GIVEN REQUEST -> State the number of lines that hold the string "time", with nothing added.

# Start of RECORDS FOR THIS TASK

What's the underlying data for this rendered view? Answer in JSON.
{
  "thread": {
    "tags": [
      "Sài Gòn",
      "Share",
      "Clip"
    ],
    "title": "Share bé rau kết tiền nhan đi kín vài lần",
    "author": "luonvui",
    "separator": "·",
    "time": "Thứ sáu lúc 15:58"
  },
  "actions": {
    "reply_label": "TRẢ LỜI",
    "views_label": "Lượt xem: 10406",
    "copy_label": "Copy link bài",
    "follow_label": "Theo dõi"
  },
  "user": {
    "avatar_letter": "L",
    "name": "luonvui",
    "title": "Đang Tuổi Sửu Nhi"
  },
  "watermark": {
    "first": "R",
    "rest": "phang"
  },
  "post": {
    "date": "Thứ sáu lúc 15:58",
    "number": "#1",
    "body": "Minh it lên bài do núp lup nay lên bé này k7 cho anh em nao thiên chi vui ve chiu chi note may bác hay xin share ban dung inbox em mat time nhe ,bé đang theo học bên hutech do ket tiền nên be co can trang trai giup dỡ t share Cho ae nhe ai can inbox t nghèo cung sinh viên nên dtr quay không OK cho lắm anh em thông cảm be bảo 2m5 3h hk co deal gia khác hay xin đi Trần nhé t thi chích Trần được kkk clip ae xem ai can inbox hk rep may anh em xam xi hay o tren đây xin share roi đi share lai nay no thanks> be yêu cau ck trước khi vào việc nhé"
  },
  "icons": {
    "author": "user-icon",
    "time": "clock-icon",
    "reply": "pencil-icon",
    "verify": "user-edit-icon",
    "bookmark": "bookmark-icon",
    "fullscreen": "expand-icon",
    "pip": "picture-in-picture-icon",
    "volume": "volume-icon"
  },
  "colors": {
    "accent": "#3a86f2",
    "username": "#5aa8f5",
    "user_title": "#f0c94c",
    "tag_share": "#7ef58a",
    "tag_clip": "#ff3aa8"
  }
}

# End of RECORDS FOR THIS TASK

TASK RESULT -> 3